Below are the records. Gather each line that holds "text".

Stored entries
--- begin ---

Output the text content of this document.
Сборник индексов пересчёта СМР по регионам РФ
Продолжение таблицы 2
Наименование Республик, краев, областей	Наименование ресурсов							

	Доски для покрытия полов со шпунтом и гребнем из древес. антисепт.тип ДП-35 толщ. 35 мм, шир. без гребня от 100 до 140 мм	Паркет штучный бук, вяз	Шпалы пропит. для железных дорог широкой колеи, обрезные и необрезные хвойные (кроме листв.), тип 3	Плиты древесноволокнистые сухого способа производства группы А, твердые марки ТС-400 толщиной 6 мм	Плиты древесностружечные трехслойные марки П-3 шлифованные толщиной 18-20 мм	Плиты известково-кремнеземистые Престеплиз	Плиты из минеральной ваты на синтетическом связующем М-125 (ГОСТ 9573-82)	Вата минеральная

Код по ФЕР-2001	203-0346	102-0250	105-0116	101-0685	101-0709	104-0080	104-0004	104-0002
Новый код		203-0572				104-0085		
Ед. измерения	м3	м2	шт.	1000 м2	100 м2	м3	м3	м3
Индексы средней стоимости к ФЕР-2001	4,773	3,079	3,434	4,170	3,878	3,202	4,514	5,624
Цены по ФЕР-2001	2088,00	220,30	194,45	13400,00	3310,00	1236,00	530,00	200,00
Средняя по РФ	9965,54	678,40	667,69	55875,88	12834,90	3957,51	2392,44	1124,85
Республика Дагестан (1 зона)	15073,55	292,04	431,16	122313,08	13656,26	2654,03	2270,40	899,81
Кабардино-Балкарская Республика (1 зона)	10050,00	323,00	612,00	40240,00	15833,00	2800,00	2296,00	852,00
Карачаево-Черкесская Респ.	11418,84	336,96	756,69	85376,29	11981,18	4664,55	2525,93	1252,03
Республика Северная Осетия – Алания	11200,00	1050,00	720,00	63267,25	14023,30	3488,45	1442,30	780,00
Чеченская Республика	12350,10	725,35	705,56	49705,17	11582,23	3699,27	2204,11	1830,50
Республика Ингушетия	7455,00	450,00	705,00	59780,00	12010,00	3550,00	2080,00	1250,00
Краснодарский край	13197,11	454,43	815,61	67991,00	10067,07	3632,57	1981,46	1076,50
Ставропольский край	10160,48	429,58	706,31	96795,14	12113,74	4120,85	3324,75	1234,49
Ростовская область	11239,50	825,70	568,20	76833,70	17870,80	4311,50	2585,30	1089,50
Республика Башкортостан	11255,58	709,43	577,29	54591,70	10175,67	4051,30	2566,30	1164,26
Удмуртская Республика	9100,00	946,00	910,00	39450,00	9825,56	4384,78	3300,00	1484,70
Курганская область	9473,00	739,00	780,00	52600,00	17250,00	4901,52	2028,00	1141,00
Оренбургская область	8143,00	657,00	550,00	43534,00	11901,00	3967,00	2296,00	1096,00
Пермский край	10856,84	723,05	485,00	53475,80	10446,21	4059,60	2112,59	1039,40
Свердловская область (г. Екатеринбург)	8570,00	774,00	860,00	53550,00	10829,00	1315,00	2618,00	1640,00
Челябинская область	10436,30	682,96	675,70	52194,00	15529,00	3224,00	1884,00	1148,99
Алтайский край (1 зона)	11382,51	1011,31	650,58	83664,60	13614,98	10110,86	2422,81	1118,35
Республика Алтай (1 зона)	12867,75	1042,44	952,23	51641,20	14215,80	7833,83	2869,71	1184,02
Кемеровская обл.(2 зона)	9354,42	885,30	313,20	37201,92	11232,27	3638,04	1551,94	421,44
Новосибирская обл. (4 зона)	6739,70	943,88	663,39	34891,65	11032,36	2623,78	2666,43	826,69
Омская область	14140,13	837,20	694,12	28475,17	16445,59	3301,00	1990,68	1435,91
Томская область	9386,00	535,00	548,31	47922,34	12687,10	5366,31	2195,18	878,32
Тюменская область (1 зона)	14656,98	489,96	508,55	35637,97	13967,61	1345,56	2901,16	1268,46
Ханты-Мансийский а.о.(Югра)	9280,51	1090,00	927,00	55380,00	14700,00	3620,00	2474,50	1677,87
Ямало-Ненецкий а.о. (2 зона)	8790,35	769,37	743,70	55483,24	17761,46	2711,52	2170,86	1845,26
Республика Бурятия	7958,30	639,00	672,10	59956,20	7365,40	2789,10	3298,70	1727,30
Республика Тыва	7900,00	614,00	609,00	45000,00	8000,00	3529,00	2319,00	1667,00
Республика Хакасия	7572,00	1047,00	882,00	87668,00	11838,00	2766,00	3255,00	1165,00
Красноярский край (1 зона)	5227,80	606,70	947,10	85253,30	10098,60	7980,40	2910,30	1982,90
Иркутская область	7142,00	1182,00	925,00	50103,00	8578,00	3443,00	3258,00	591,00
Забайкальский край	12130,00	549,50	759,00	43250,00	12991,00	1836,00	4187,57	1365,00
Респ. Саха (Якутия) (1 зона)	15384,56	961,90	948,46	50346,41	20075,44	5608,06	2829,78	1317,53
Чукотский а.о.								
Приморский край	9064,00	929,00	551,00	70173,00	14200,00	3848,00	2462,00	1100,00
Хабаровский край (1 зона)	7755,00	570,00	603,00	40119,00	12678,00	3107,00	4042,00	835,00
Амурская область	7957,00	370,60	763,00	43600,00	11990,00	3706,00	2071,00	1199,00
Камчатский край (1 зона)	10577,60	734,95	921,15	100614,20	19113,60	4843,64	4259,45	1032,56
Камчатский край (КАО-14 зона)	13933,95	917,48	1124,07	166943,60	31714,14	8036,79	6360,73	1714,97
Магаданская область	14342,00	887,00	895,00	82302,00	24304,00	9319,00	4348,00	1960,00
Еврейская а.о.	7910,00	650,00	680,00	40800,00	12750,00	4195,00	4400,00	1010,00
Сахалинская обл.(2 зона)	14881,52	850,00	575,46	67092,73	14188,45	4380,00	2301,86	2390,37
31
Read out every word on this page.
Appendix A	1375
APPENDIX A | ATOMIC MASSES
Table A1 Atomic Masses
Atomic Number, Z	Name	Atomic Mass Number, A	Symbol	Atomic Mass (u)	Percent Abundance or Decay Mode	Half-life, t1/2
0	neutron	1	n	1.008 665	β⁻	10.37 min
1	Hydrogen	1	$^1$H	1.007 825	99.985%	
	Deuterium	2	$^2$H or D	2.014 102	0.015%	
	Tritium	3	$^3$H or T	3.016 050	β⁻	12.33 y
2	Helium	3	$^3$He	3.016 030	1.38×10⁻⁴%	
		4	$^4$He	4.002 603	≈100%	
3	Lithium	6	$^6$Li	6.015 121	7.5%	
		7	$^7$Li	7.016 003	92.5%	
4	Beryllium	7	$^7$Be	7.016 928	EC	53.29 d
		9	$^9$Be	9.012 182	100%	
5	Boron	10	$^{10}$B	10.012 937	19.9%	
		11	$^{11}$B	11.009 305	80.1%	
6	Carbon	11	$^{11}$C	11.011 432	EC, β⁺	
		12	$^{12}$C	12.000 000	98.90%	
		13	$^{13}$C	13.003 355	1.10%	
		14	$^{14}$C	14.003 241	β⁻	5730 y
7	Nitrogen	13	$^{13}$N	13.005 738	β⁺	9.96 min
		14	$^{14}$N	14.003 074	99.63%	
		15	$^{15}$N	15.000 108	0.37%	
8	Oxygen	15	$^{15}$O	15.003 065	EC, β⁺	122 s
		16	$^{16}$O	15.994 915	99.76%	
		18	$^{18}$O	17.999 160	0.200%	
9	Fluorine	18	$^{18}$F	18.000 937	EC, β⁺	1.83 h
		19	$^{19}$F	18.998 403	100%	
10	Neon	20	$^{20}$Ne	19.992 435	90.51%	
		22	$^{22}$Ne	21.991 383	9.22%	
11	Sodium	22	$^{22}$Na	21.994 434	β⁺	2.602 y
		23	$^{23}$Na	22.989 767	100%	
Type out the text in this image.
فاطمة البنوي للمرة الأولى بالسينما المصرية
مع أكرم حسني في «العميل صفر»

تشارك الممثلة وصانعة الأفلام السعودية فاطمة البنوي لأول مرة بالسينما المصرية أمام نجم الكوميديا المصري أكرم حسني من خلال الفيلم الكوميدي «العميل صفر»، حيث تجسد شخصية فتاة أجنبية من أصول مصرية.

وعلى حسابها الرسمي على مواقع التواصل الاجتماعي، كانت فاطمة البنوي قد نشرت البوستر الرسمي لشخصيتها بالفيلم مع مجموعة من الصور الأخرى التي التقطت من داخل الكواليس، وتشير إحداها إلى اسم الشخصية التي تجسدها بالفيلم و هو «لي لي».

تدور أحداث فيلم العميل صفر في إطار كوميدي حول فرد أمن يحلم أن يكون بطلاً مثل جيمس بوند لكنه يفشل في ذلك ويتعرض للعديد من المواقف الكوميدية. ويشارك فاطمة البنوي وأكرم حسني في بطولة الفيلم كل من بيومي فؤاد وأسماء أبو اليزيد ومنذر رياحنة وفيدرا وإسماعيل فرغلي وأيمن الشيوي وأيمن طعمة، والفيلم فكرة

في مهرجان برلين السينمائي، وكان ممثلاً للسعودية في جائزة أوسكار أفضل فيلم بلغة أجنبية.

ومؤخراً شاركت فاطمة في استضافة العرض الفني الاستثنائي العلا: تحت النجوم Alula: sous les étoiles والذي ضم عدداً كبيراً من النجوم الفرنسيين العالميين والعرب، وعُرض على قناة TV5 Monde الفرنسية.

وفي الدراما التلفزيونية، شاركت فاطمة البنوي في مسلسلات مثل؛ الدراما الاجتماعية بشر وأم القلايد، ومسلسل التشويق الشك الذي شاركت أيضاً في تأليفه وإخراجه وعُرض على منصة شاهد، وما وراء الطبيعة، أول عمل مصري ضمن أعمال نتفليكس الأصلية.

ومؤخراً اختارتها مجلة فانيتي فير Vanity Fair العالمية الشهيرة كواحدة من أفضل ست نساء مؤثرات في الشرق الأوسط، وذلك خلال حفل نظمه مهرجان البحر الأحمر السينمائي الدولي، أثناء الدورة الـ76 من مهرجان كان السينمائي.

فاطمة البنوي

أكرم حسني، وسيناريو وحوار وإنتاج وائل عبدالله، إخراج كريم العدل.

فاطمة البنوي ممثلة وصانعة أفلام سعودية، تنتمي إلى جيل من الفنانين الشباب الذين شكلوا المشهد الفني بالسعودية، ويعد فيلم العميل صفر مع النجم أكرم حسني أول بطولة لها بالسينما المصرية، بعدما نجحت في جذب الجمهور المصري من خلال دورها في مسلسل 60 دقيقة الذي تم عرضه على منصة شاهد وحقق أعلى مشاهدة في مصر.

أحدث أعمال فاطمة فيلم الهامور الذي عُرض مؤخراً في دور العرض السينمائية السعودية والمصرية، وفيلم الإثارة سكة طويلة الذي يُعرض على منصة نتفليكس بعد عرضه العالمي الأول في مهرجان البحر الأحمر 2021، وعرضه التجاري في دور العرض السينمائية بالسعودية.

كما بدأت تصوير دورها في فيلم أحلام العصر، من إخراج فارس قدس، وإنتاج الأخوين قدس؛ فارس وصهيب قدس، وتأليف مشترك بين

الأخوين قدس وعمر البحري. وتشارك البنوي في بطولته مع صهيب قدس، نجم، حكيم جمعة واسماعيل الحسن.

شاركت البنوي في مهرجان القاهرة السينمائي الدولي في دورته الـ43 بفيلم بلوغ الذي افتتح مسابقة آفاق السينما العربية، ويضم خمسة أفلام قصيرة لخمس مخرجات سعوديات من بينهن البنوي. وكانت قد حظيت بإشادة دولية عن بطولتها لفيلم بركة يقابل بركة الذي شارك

--- end ---

**Exercise result**
Output the text content of this document.
Type out the text in this image.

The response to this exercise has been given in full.